=== PROBLEM ===
Rewrite the Accumulo mutation post from "using spark-notebook to" up to and including "new Mutation(new Text(rowIdS))", changing every "bwConfig" to "writerConfig".

=== PROVIDED PASSAGE ===

Search code examples
javascalabigdataaccumulospark-notebook

odd error when populating accumulo 1.6 mutation object via spark-notebook


using spark-notebook to update an accumulo table. employing the method specified in both the accumulo documentation and the accumulo example code. Below is verbatim what I put into notebook, and the responses:

val clientRqrdTble = new ClientOnRequiredTable
val bwConfig = new BatchWriterConfig
val batchWriter = connector.createBatchWriter("batchtestY", bwConfig);

clientRqrdTble: org.apache.accumulo.core.cli.ClientOnRequiredTable = org.apache.accumulo.core.cli.ClientOnRequiredTable@6c6a18ed bwConfig: org.apache.accumulo.core.client.BatchWriterConfig = [maxMemory=52428800, maxLatency=120000, maxWriteThreads=3, timeout=9223372036854775807] batchWriter: org.apache.accumulo.core.client.BatchWriter = org.apache.accumulo.core.client.impl.BatchWriterImpl@298aa736

val rowIdS = rddX2_first._1.split(" ")(0)

rowIdS: String = row_0736460000

val mutation = new Mutation(new Text(rowIdS))

mutation: org.apache.accumulo.core.data.Mutation = org.apache.accumulo.core.data.Mutation@0

mutation.put(
  new Text("foo"), 
  new Text("1"), 
  new ColumnVisibility("exampleVis"), 
  new Value(new String("CHEWBACCA!").getBytes) )

=== ENTRIES ===

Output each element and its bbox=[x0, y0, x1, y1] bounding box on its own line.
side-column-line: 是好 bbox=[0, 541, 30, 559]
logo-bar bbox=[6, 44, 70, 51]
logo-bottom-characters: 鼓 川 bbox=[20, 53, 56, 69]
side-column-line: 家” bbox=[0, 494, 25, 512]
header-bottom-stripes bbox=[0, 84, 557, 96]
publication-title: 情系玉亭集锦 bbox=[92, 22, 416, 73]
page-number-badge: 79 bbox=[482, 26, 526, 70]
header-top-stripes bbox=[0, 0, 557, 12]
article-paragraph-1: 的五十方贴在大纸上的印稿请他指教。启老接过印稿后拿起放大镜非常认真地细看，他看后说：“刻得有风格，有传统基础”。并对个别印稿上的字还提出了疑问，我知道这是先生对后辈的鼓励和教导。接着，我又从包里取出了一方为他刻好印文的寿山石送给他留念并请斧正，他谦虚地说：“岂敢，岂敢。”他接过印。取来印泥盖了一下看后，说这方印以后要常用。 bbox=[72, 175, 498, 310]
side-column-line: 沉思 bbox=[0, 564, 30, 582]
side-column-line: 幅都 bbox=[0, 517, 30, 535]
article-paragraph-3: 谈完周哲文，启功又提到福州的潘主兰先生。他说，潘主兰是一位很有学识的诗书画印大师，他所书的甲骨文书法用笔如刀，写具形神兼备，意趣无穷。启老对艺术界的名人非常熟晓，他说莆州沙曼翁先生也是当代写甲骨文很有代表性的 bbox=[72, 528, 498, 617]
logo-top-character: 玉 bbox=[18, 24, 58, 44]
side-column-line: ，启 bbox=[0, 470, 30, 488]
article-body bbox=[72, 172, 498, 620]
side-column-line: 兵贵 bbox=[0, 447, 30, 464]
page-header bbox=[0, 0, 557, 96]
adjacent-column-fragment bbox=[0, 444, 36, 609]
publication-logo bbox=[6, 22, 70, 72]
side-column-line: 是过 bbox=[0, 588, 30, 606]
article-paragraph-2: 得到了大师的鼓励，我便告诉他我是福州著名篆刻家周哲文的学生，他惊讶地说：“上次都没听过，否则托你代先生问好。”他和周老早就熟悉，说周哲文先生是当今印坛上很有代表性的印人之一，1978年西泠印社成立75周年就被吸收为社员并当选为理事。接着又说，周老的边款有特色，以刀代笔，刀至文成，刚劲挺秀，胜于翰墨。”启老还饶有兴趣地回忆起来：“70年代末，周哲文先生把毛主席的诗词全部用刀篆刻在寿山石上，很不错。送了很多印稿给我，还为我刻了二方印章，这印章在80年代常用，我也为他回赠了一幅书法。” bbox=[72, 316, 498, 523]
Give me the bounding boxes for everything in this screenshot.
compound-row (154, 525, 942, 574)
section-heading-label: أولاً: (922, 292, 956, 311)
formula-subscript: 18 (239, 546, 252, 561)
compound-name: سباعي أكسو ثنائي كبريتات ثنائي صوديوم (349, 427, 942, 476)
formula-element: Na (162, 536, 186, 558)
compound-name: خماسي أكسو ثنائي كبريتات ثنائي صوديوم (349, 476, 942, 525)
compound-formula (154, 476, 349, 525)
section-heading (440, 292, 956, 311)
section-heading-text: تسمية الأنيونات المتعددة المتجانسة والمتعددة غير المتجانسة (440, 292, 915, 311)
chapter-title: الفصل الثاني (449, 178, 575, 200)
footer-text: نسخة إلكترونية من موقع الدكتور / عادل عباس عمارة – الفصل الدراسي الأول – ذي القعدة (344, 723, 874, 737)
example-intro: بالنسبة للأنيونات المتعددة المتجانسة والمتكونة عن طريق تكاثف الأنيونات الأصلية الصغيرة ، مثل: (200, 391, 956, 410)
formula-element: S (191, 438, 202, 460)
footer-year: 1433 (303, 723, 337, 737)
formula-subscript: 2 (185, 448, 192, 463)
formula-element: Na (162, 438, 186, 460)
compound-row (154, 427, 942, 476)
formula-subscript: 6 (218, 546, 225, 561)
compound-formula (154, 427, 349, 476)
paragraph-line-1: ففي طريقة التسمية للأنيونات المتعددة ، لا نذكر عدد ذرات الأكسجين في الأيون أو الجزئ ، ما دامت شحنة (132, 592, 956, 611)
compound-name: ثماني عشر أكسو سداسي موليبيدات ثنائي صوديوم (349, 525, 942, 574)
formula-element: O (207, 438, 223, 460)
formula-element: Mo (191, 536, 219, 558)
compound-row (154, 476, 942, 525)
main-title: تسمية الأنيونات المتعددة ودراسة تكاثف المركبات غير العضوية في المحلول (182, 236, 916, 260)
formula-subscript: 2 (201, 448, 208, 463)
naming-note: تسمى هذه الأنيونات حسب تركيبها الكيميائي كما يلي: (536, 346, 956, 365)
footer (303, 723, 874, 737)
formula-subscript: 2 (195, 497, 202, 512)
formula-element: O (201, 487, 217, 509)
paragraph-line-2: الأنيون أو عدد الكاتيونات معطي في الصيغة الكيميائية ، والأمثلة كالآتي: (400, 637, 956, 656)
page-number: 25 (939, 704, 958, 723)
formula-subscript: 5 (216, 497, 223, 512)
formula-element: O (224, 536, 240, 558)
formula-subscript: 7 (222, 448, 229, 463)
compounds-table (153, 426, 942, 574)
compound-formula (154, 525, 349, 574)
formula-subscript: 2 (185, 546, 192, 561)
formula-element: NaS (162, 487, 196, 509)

=== SOLUTION FOR THIS PROBLEM ===
using spark-notebook to update an accumulo table. employing the method specified in both the accumulo documentation and the accumulo example code. Below is verbatim what I put into notebook, and the responses:

val clientRqrdTble = new ClientOnRequiredTable
val writerConfig = new BatchWriterConfig
val batchWriter = connector.createBatchWriter("batchtestY", writerConfig);

clientRqrdTble: org.apache.accumulo.core.cli.ClientOnRequiredTable = org.apache.accumulo.core.cli.ClientOnRequiredTable@6c6a18ed writerConfig: org.apache.accumulo.core.client.BatchWriterConfig = [maxMemory=52428800, maxLatency=120000, maxWriteThreads=3, timeout=9223372036854775807] batchWriter: org.apache.accumulo.core.client.BatchWriter = org.apache.accumulo.core.client.impl.BatchWriterImpl@298aa736

val rowIdS = rddX2_first._1.split(" ")(0)

rowIdS: String = row_0736460000

val mutation = new Mutation(new Text(rowIdS))